[Records for the exercise]
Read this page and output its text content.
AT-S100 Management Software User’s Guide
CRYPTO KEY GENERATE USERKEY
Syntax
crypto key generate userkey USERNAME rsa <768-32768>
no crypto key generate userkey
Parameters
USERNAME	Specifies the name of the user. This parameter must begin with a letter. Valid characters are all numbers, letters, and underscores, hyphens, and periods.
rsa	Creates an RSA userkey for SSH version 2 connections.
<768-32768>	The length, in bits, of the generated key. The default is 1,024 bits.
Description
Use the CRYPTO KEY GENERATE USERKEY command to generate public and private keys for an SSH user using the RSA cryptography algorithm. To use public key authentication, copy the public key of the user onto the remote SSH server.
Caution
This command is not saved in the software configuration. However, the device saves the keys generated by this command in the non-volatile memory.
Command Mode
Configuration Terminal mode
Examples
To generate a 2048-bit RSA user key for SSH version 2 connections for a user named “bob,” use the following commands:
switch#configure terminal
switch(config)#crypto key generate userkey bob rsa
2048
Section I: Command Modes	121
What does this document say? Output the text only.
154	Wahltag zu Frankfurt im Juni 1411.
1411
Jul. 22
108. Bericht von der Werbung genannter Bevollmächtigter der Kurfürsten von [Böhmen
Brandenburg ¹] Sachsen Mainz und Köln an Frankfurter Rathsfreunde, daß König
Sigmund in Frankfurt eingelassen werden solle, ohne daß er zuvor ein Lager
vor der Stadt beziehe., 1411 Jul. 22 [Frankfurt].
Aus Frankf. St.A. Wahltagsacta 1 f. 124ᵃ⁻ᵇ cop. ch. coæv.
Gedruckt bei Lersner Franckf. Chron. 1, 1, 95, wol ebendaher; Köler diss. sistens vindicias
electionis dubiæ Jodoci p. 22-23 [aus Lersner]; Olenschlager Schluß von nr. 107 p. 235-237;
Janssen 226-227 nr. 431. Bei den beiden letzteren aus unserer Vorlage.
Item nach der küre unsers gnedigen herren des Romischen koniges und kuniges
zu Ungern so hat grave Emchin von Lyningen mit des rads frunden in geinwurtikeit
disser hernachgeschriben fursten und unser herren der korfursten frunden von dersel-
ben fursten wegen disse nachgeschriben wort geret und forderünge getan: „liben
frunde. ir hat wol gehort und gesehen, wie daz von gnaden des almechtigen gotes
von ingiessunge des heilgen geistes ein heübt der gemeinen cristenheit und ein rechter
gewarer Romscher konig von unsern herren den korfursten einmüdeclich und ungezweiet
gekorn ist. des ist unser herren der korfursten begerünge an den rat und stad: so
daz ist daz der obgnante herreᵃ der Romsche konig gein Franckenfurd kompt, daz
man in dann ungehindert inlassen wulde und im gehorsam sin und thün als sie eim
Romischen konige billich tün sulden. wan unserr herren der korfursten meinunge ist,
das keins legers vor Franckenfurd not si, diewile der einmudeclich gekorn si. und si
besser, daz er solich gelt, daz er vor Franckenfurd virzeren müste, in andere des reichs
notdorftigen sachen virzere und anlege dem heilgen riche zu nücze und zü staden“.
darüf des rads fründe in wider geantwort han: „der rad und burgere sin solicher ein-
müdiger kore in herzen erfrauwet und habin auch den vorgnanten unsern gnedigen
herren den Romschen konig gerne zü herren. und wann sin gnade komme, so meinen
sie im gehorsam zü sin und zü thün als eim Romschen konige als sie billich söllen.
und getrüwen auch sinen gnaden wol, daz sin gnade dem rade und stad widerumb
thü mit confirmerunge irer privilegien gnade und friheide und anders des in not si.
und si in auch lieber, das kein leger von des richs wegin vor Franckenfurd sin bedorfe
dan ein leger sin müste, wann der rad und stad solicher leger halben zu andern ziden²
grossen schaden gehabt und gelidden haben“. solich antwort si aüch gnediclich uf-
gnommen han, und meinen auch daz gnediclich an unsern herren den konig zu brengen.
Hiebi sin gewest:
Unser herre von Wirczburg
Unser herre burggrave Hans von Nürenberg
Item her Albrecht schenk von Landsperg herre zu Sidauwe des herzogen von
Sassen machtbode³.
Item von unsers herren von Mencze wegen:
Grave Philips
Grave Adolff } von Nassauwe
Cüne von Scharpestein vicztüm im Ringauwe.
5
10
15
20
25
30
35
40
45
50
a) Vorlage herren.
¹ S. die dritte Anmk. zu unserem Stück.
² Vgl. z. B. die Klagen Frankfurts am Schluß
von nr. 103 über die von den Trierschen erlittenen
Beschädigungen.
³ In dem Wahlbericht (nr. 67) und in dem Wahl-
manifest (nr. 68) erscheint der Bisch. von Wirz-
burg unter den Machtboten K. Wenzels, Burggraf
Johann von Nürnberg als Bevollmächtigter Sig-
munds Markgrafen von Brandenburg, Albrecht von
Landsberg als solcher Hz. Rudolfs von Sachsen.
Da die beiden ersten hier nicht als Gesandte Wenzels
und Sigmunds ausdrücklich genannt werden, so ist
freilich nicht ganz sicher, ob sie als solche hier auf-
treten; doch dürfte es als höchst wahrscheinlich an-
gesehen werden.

[Work required] Look through the entries above and list every line containing "keys".

[Exercise answer]
Use the CRYPTO KEY GENERATE USERKEY command to generate public and private keys for an SSH user using the RSA cryptography algorithm. To use public key authentication, copy the public key of the user onto the remote SSH server.
This command is not saved in the software configuration. However, the device saves the keys generated by this command in the non-volatile memory.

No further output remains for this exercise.